━━━━━ Task data ━━━━━

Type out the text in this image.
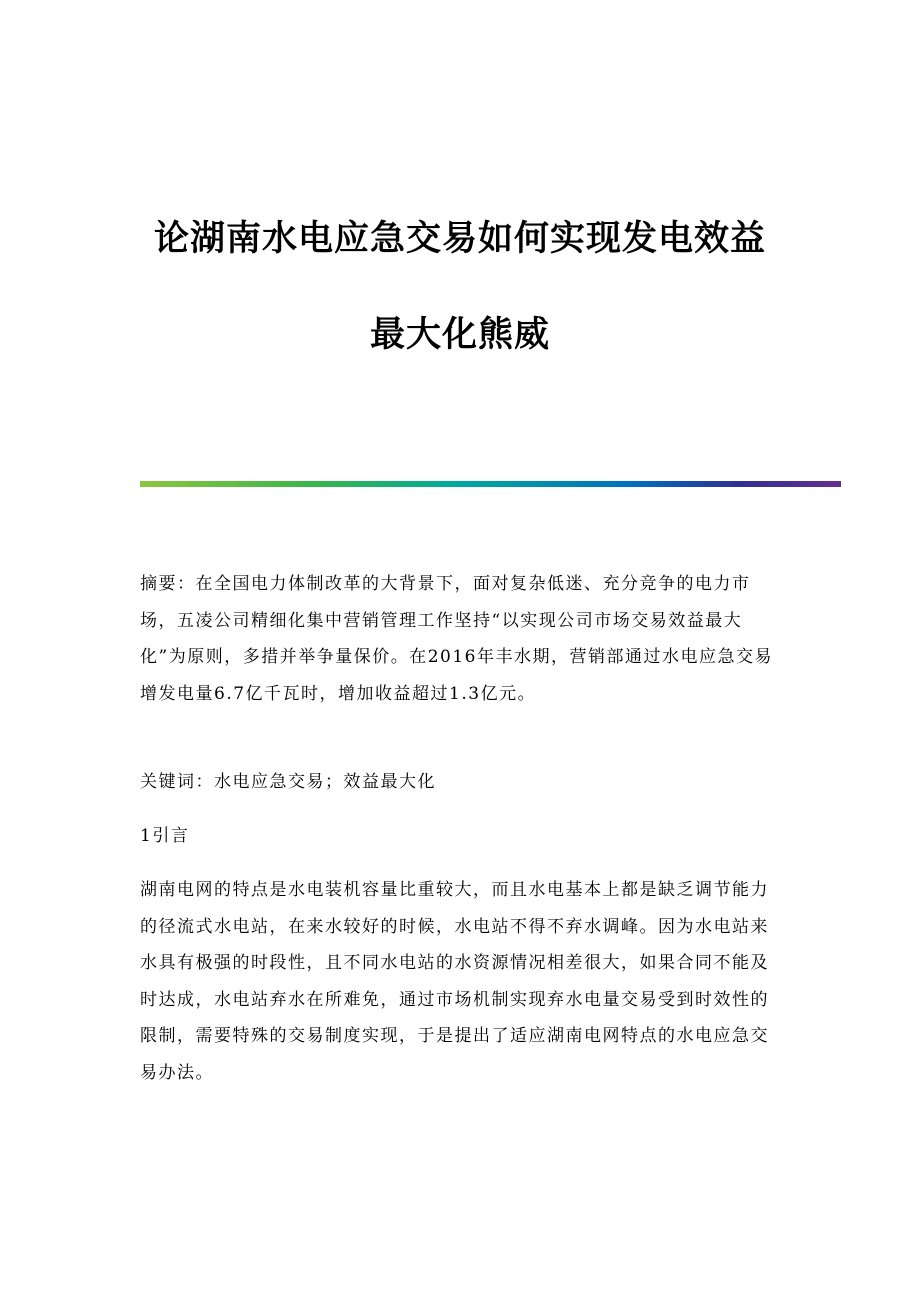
论湖南水电应急交易如何实现发电效益
最大化熊威

摘要：在全国电力体制改革的大背景下，面对复杂低迷、充分竞争的电力市场，五凌公司精细化集中营销管理工作坚持“以实现公司市场交易效益最大化”为原则，多措并举争量保价。在2016年丰水期，营销部通过水电应急交易增发电量6.7亿千瓦时，增加收益超过1.3亿元。

关键词：水电应急交易；效益最大化

1引言

湖南电网的特点是水电装机容量比重较大，而且水电基本上都是缺乏调节能力的径流式水电站，在来水较好的时候，水电站不得不弃水调峰。因为水电站来水具有极强的时段性，且不同水电站的水资源情况相差很大，如果合同不能及时达成，水电站弃水在所难免，通过市场机制实现弃水电量交易受到时效性的限制，需要特殊的交易制度实现，于是提出了适应湖南电网特点的水电应急交易办法。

━━━━━

■ **Set exercise**
Give back the entries verbatim. Do not include any picture.

■ **Answer to this task**
Type out the text in this image.
论湖南水电应急交易如何实现发电效益
最大化熊威

摘要：在全国电力体制改革的大背景下，面对复杂低迷、充分竞争的电力市场，五凌公司精细化集中营销管理工作坚持“以实现公司市场交易效益最大化”为原则，多措并举争量保价。在2016年丰水期，营销部通过水电应急交易增发电量6.7亿千瓦时，增加收益超过1.3亿元。

关键词：水电应急交易；效益最大化

1引言

湖南电网的特点是水电装机容量比重较大，而且水电基本上都是缺乏调节能力的径流式水电站，在来水较好的时候，水电站不得不弃水调峰。因为水电站来水具有极强的时段性，且不同水电站的水资源情况相差很大，如果合同不能及时达成，水电站弃水在所难免，通过市场机制实现弃水电量交易受到时效性的限制，需要特殊的交易制度实现，于是提出了适应湖南电网特点的水电应急交易办法。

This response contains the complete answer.